» **PROVIDED INFORMATION**:
= = = =

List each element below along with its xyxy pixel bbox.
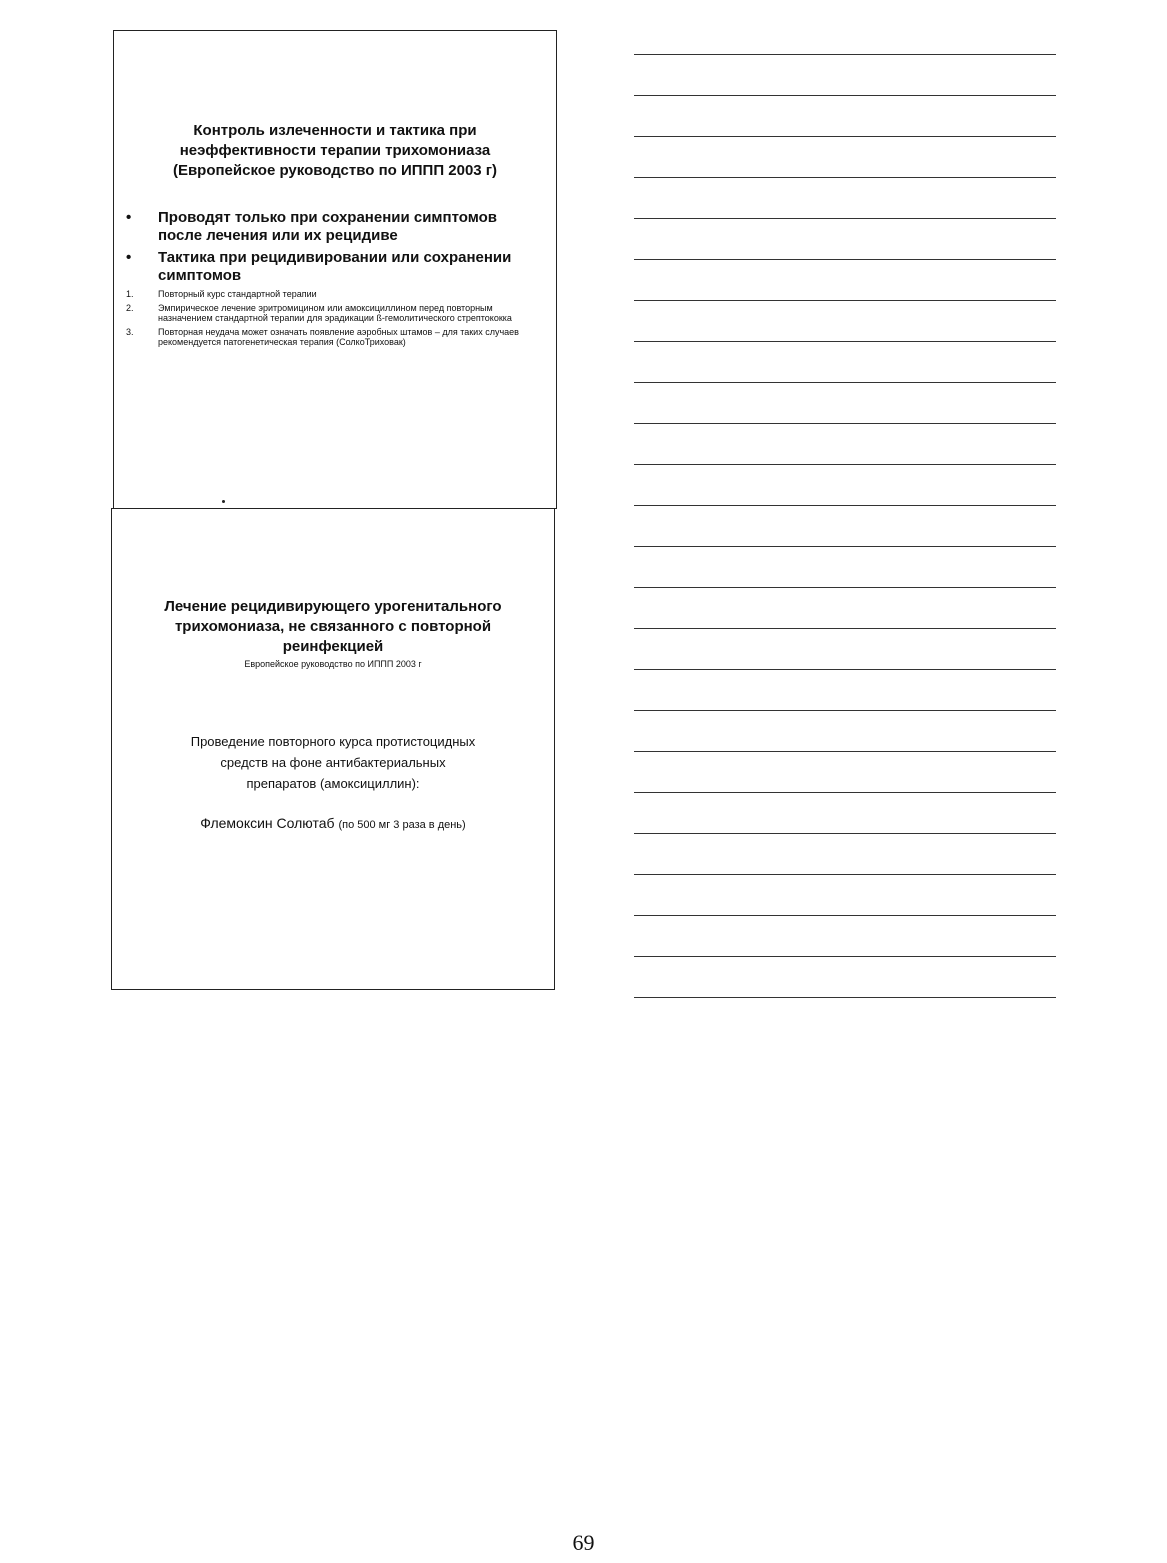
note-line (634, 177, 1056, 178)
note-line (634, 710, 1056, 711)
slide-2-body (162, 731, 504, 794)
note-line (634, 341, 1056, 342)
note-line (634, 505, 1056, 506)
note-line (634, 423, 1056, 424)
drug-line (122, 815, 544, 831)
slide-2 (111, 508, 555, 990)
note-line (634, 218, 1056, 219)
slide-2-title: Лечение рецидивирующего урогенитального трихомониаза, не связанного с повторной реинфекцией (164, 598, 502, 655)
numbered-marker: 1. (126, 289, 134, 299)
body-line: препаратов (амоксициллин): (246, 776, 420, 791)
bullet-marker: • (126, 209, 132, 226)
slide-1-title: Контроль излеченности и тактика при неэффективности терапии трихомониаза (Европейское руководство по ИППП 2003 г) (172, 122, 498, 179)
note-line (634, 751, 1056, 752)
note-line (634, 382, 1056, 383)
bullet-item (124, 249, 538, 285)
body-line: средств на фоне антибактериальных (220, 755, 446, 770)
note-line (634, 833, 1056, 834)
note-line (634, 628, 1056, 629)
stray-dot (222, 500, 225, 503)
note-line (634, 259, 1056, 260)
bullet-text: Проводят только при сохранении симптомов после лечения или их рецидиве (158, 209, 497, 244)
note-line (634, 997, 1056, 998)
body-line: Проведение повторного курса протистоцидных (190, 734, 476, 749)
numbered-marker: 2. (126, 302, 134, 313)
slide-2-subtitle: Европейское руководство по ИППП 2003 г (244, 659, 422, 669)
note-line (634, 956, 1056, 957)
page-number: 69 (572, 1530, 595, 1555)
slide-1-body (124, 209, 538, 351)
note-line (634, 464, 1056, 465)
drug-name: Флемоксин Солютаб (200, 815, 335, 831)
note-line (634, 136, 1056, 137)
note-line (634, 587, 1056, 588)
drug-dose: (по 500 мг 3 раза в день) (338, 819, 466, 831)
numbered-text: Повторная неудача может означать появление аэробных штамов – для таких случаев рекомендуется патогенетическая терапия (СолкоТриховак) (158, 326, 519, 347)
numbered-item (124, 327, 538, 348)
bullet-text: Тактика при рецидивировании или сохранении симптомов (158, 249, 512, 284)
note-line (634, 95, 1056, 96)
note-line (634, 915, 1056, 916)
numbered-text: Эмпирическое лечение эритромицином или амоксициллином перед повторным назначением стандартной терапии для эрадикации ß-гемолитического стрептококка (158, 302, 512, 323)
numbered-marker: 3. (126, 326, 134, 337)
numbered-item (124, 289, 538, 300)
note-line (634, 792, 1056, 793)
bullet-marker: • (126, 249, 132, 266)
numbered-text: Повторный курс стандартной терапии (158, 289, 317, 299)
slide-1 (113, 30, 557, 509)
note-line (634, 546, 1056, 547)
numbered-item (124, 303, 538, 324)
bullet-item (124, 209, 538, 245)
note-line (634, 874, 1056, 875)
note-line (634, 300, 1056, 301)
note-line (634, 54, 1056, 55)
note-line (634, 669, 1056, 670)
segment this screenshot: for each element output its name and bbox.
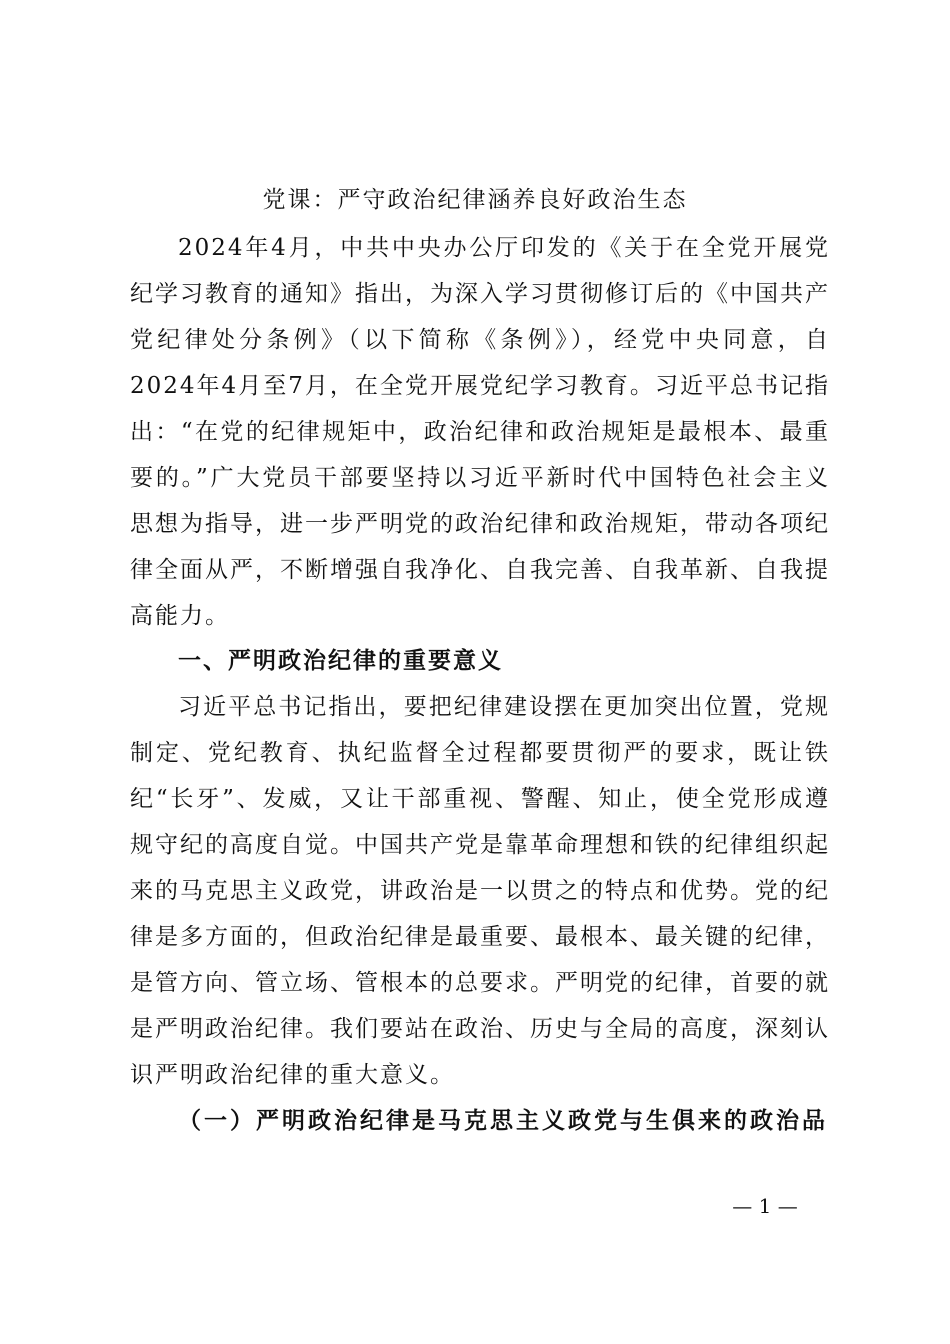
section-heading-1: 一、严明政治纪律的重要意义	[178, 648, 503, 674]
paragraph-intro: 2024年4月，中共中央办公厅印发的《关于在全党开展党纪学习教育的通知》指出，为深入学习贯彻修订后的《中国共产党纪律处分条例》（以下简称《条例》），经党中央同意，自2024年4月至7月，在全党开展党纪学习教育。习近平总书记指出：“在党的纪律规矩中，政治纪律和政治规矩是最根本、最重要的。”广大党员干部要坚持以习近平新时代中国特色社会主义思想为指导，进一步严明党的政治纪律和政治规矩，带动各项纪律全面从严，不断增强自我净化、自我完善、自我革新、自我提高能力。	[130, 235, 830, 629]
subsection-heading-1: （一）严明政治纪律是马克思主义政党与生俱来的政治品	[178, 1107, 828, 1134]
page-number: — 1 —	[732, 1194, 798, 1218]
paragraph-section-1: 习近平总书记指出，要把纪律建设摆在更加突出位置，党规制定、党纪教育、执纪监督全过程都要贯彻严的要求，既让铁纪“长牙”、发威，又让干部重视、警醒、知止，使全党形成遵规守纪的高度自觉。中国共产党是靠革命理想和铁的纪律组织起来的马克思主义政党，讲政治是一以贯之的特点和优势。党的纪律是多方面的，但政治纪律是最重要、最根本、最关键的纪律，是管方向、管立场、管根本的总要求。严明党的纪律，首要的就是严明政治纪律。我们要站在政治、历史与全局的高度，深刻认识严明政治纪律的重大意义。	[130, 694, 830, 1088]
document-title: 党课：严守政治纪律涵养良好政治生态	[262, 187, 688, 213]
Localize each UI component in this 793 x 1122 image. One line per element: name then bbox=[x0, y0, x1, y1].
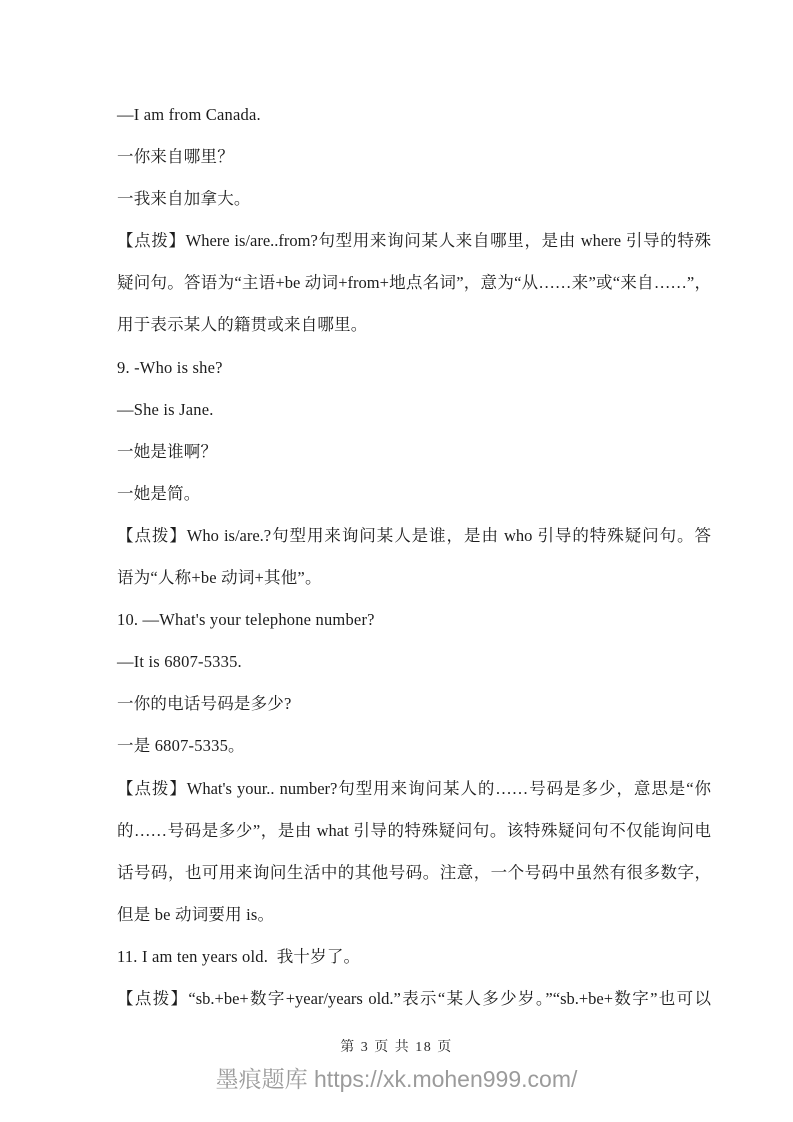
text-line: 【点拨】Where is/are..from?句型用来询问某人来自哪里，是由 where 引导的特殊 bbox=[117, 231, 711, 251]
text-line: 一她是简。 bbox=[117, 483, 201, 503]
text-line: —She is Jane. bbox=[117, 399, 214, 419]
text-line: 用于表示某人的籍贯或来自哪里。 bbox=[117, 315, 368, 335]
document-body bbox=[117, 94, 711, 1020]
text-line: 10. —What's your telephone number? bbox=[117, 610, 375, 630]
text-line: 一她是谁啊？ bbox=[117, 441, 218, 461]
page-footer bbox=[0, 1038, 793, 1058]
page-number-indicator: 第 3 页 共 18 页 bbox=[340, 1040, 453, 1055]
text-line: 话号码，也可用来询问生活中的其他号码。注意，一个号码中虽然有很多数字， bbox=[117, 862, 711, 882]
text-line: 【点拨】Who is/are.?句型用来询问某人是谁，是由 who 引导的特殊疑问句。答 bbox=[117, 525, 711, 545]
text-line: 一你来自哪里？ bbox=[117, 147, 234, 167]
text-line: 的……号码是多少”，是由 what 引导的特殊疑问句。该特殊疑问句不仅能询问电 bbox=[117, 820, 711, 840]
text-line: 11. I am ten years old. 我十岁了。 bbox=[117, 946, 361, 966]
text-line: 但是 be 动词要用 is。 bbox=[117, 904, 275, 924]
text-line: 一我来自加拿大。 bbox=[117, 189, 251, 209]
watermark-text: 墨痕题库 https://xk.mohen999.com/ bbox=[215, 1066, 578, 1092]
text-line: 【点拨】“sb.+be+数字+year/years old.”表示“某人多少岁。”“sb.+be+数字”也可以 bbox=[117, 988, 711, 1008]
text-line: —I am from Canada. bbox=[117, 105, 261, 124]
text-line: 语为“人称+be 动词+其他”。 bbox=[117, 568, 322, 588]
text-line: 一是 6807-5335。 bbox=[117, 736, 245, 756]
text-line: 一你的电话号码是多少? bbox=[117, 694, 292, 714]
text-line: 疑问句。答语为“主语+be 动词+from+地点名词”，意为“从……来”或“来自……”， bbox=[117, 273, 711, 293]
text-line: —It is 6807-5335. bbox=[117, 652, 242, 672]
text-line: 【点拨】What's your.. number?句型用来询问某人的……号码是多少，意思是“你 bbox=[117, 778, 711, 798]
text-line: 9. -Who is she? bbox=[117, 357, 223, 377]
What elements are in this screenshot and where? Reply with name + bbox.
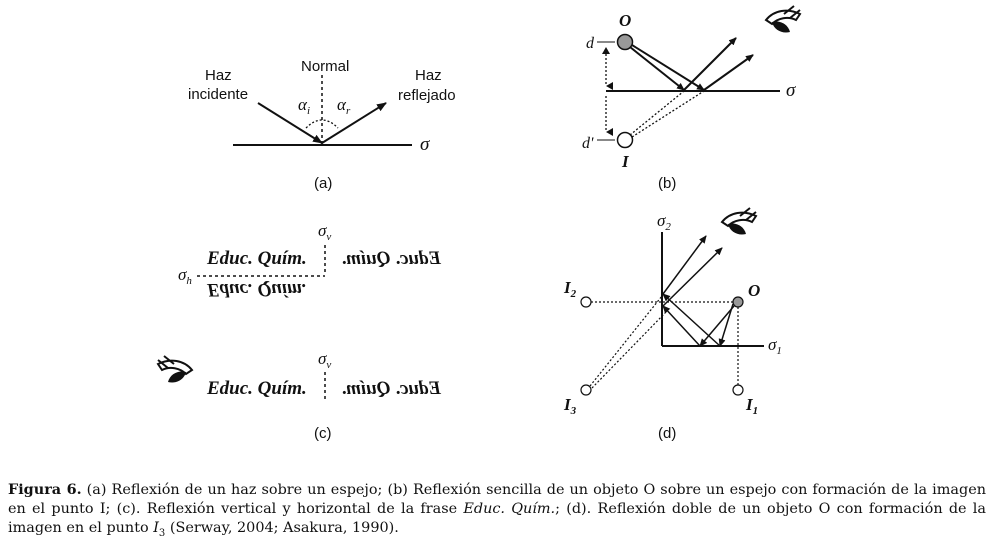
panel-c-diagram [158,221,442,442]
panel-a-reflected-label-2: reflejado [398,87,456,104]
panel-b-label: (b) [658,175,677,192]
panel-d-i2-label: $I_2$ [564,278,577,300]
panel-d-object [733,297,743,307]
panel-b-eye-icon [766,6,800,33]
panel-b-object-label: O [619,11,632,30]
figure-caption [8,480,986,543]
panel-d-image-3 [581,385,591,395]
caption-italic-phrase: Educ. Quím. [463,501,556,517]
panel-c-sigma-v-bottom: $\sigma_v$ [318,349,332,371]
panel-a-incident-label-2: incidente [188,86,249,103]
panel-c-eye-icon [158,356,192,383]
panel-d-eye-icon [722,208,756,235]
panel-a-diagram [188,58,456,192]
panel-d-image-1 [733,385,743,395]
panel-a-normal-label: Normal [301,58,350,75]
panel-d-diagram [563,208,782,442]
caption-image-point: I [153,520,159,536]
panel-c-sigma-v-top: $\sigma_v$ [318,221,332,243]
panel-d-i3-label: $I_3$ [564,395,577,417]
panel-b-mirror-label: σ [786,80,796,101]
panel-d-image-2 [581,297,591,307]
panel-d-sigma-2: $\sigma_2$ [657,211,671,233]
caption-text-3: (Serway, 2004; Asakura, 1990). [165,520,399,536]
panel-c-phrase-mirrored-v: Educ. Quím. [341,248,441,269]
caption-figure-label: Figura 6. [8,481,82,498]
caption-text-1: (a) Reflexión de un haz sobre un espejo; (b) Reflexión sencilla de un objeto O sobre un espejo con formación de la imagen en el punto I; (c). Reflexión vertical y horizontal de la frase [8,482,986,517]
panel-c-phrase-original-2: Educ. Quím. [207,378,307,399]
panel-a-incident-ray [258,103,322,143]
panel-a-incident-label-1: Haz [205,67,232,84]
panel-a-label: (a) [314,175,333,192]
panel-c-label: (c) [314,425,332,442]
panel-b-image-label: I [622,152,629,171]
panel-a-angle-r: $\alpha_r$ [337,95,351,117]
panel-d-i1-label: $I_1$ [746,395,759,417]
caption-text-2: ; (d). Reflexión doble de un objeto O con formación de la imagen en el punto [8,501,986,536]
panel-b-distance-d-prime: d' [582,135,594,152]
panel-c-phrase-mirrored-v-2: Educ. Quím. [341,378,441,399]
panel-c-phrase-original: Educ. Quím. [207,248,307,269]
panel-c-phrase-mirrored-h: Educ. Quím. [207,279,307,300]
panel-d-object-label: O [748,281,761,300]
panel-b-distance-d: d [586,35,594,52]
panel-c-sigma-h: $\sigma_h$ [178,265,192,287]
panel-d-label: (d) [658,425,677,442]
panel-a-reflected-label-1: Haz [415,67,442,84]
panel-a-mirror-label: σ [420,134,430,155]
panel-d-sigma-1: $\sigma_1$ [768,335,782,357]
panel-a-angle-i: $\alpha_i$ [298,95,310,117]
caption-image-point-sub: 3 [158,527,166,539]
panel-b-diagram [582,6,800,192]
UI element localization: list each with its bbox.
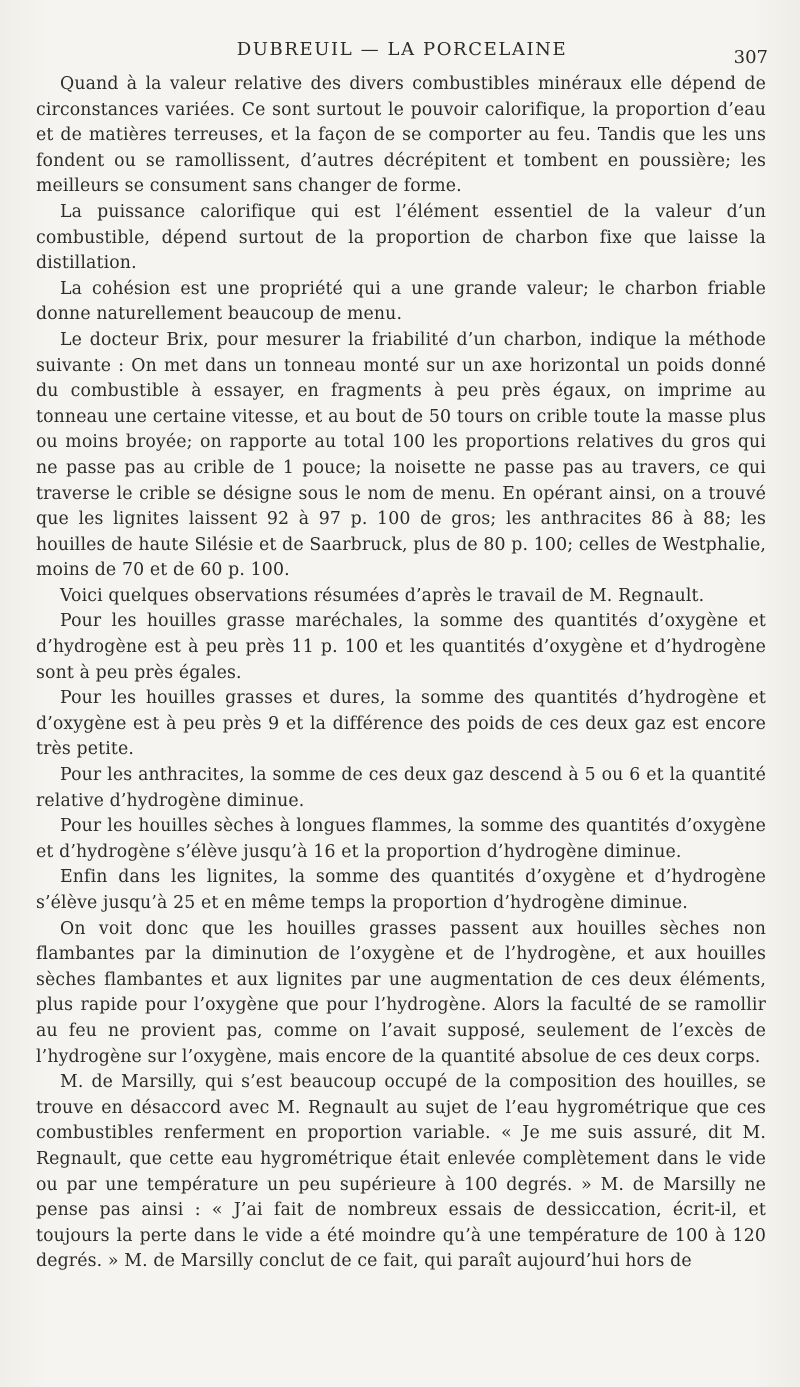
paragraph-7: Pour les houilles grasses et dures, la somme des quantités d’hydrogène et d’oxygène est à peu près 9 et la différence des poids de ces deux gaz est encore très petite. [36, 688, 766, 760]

= = = =

Can you write out again the lines of the material from the one holding "panel-c-diagram [158,221,442,442]" to the one holding "panel-d-image-3 [581,385,591,395]", inclusive?

panel-c-diagram [158,221,442,442]
panel-a-reflected-label-2: reflejado [398,87,456,104]
panel-b-label: (b) [658,175,677,192]
panel-d-i2-label: $I_2$ [564,278,577,300]
panel-d-object [733,297,743,307]
panel-b-eye-icon [766,6,800,33]
panel-b-object-label: O [619,11,632,30]
figure-caption [8,480,986,543]
panel-d-image-3 [581,385,591,395]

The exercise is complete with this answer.